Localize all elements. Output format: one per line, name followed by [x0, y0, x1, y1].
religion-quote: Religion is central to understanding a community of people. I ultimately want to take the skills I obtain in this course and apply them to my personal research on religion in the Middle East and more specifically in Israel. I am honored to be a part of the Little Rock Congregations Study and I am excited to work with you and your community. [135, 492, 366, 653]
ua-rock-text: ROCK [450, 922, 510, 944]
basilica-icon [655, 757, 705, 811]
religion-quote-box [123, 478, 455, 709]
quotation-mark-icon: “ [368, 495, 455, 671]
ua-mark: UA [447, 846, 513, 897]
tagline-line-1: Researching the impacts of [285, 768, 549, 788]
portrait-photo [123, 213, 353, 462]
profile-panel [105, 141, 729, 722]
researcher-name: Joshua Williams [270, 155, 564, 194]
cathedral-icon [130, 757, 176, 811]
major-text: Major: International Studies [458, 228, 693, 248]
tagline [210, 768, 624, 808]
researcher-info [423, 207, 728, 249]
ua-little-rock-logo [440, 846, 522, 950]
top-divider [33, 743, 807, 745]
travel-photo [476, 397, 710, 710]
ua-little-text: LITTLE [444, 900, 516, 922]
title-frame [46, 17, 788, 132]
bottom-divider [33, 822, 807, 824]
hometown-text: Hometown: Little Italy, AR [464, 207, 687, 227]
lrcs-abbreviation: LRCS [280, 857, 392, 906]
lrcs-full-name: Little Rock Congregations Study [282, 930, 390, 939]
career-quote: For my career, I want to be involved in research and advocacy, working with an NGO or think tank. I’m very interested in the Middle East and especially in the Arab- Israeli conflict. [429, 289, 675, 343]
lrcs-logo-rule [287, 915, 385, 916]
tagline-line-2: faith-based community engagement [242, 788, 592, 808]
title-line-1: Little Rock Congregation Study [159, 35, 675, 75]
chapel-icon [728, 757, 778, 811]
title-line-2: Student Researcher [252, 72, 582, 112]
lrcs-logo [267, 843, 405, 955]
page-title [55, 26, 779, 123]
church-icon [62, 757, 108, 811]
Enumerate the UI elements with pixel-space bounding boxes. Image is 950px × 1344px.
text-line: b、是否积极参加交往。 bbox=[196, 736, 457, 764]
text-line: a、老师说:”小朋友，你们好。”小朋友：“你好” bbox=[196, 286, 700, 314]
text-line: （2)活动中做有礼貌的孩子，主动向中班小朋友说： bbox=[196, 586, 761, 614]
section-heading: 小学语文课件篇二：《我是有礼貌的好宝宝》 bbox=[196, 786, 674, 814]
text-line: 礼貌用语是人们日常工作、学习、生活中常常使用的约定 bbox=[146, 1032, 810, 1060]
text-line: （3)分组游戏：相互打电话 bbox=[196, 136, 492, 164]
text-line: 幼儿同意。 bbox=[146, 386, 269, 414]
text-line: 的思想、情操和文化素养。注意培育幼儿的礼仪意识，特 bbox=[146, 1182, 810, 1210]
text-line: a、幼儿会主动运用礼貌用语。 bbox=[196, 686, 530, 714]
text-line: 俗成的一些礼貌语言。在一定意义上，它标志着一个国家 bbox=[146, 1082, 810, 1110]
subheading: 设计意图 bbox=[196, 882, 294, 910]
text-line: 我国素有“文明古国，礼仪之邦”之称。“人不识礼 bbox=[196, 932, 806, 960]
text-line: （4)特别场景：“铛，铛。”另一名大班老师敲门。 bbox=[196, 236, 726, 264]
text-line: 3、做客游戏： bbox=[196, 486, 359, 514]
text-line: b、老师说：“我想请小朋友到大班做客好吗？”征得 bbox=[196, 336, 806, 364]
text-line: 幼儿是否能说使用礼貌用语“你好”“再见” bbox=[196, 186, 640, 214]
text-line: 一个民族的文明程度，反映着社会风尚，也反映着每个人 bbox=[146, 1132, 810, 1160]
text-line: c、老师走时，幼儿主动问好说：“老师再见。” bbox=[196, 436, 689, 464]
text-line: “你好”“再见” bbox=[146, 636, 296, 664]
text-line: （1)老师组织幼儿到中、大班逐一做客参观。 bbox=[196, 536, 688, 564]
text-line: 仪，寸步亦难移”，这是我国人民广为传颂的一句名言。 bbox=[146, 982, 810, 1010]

◆ **TASK PROMPT**
Reproduce the entries above with every "Middle East" changed to "Near East", keeping everything else the same.

◆ **EXERCISE OUTPUT**
Localize all elements. Output format: one per line, name followed by [x0, y0, x1, y1].
religion-quote: Religion is central to understanding a community of people. I ultimately want to take the skills I obtain in this course and apply them to my personal research on religion in the Near East and more specifically in Israel. I am honored to be a part of the Little Rock Congregations Study and I am excited to work with you and your community. [135, 492, 366, 653]
ua-rock-text: ROCK [450, 922, 510, 944]
basilica-icon [655, 757, 705, 811]
religion-quote-box [123, 478, 455, 709]
quotation-mark-icon: “ [368, 495, 455, 671]
ua-mark: UA [447, 846, 513, 897]
tagline-line-1: Researching the impacts of [285, 768, 549, 788]
portrait-photo [123, 213, 353, 462]
profile-panel [105, 141, 729, 722]
researcher-name: Joshua Williams [270, 155, 564, 194]
cathedral-icon [130, 757, 176, 811]
major-text: Major: International Studies [458, 228, 693, 248]
tagline [210, 768, 624, 808]
researcher-info [423, 207, 728, 249]
ua-little-rock-logo [440, 846, 522, 950]
top-divider [33, 743, 807, 745]
travel-photo [476, 397, 710, 710]
ua-little-text: LITTLE [444, 900, 516, 922]
title-frame [46, 17, 788, 132]
bottom-divider [33, 822, 807, 824]
hometown-text: Hometown: Little Italy, AR [464, 207, 687, 227]
lrcs-abbreviation: LRCS [280, 857, 392, 906]
lrcs-full-name: Little Rock Congregations Study [282, 930, 390, 939]
career-quote: For my career, I want to be involved in research and advocacy, working with an NGO or think tank. I’m very interested in the Near East and especially in the Arab- Israeli conflict. [429, 289, 675, 343]
lrcs-logo-rule [287, 915, 385, 916]
tagline-line-2: faith-based community engagement [242, 788, 592, 808]
title-line-1: Little Rock Congregation Study [159, 35, 675, 75]
chapel-icon [728, 757, 778, 811]
title-line-2: Student Researcher [252, 72, 582, 112]
lrcs-logo [267, 843, 405, 955]
page-title [55, 26, 779, 123]
church-icon [62, 757, 108, 811]
Enumerate the UI elements with pixel-space bounding boxes. Image is 950px × 1344px.
text-line: b、是否积极参加交往。 bbox=[196, 736, 457, 764]
text-line: a、老师说:”小朋友，你们好。”小朋友：“你好” bbox=[196, 286, 700, 314]
text-line: （2)活动中做有礼貌的孩子，主动向中班小朋友说： bbox=[196, 586, 761, 614]
section-heading: 小学语文课件篇二：《我是有礼貌的好宝宝》 bbox=[196, 786, 674, 814]
text-line: 礼貌用语是人们日常工作、学习、生活中常常使用的约定 bbox=[146, 1032, 810, 1060]
text-line: （3)分组游戏：相互打电话 bbox=[196, 136, 492, 164]
text-line: 幼儿同意。 bbox=[146, 386, 269, 414]
text-line: 的思想、情操和文化素养。注意培育幼儿的礼仪意识，特 bbox=[146, 1182, 810, 1210]
text-line: a、幼儿会主动运用礼貌用语。 bbox=[196, 686, 530, 714]
text-line: 俗成的一些礼貌语言。在一定意义上，它标志着一个国家 bbox=[146, 1082, 810, 1110]
subheading: 设计意图 bbox=[196, 882, 294, 910]
text-line: 我国素有“文明古国，礼仪之邦”之称。“人不识礼 bbox=[196, 932, 806, 960]
text-line: （4)特别场景：“铛，铛。”另一名大班老师敲门。 bbox=[196, 236, 726, 264]
text-line: 3、做客游戏： bbox=[196, 486, 359, 514]
text-line: b、老师说：“我想请小朋友到大班做客好吗？”征得 bbox=[196, 336, 806, 364]
text-line: 幼儿是否能说使用礼貌用语“你好”“再见” bbox=[196, 186, 640, 214]
text-line: 一个民族的文明程度，反映着社会风尚，也反映着每个人 bbox=[146, 1132, 810, 1160]
text-line: c、老师走时，幼儿主动问好说：“老师再见。” bbox=[196, 436, 689, 464]
text-line: “你好”“再见” bbox=[146, 636, 296, 664]
text-line: （1)老师组织幼儿到中、大班逐一做客参观。 bbox=[196, 536, 688, 564]
text-line: 仪，寸步亦难移”，这是我国人民广为传颂的一句名言。 bbox=[146, 982, 810, 1010]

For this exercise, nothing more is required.